(Dataset rows)
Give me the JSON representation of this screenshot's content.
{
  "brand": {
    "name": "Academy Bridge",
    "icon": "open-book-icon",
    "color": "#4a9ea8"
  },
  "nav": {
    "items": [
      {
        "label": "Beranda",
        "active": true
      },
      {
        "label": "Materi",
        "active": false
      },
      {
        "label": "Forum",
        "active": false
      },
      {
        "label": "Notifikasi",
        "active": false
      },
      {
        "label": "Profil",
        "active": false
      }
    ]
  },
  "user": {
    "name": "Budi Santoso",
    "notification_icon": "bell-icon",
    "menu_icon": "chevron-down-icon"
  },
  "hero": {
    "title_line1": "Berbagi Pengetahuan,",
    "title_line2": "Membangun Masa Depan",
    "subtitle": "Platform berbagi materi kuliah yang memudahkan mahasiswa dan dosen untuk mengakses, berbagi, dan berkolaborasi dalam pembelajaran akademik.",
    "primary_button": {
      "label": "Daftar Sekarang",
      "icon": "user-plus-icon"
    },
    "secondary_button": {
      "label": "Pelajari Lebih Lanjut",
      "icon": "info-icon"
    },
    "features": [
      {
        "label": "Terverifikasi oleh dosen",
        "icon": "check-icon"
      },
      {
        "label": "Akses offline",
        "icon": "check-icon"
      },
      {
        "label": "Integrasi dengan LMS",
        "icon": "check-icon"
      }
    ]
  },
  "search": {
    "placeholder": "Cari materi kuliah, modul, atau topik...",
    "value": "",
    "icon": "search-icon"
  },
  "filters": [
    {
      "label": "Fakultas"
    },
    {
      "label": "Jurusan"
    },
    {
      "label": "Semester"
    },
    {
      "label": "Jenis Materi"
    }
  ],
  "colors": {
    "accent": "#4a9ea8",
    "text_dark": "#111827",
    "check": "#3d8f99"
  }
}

### Problem description
From the records above, extract each line exactly as shown.

### Full answer
Give me the JSON representation of this screenshot's content.
{
  "brand": {
    "name": "Academy Bridge",
    "icon": "open-book-icon",
    "color": "#4a9ea8"
  },
  "nav": {
    "items": [
      {
        "label": "Beranda",
        "active": true
      },
      {
        "label": "Materi",
        "active": false
      },
      {
        "label": "Forum",
        "active": false
      },
      {
        "label": "Notifikasi",
        "active": false
      },
      {
        "label": "Profil",
        "active": false
      }
    ]
  },
  "user": {
    "name": "Budi Santoso",
    "notification_icon": "bell-icon",
    "menu_icon": "chevron-down-icon"
  },
  "hero": {
    "title_line1": "Berbagi Pengetahuan,",
    "title_line2": "Membangun Masa Depan",
    "subtitle": "Platform berbagi materi kuliah yang memudahkan mahasiswa dan dosen untuk mengakses, berbagi, dan berkolaborasi dalam pembelajaran akademik.",
    "primary_button": {
      "label": "Daftar Sekarang",
      "icon": "user-plus-icon"
    },
    "secondary_button": {
      "label": "Pelajari Lebih Lanjut",
      "icon": "info-icon"
    },
    "features": [
      {
        "label": "Terverifikasi oleh dosen",
        "icon": "check-icon"
      },
      {
        "label": "Akses offline",
        "icon": "check-icon"
      },
      {
        "label": "Integrasi dengan LMS",
        "icon": "check-icon"
      }
    ]
  },
  "search": {
    "placeholder": "Cari materi kuliah, modul, atau topik...",
    "value": "",
    "icon": "search-icon"
  },
  "filters": [
    {
      "label": "Fakultas"
    },
    {
      "label": "Jurusan"
    },
    {
      "label": "Semester"
    },
    {
      "label": "Jenis Materi"
    }
  ],
  "colors": {
    "accent": "#4a9ea8",
    "text_dark": "#111827",
    "check": "#3d8f99"
  }
}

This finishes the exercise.